• **TASK TO COMPLETE**: Omit the pictures and return every entry exactly as written.

• **DATA**:
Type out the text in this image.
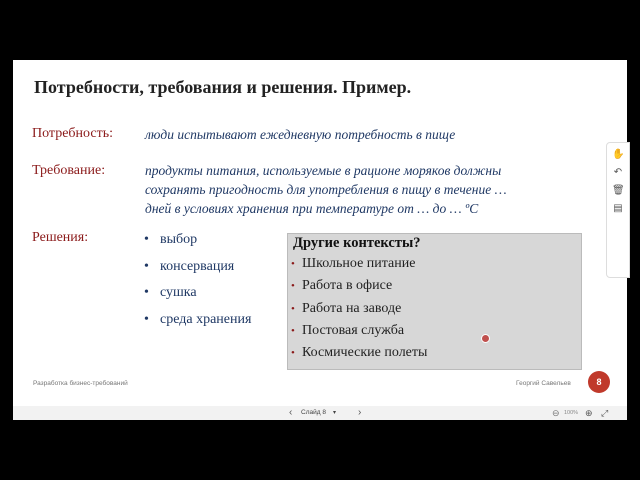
Потребности, требования и решения. Пример.
Потребность: люди испытывают ежедневную потребность в пище
Требование:	продукты питания, используемые в рационе моряков должны
сохранять пригодность для употребления в пищу в течение …
дней в условиях хранения при температуре от … до … ºС
Решения:	• выбор
• консервация
• сушка
• среда хранения
Другие контексты?
• Школьное питание
• Работа в офисе
• Работа на заводе
• Постовая служба
• Космические полеты
Разработка бизнес-требований	Георгий Савельев	8
‹ Слайд 8 ▾ ›	⊖ 100% ⊕ ⤢
✋
↶
🗑
▤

• **RESULT BELOW**:
Type out the text in this image.
Потребности, требования и решения. Пример.
Потребность: люди испытывают ежедневную потребность в пище
Требование:	продукты питания, используемые в рационе моряков должны
сохранять пригодность для употребления в пищу в течение …
дней в условиях хранения при температуре от … до … ºС
Решения:	• выбор
• консервация
• сушка
• среда хранения
Другие контексты?
• Школьное питание
• Работа в офисе
• Работа на заводе
• Постовая служба
• Космические полеты
Разработка бизнес-требований	Георгий Савельев	8
‹ Слайд 8 ▾ ›	⊖ 100% ⊕ ⤢
✋
↶
🗑
▤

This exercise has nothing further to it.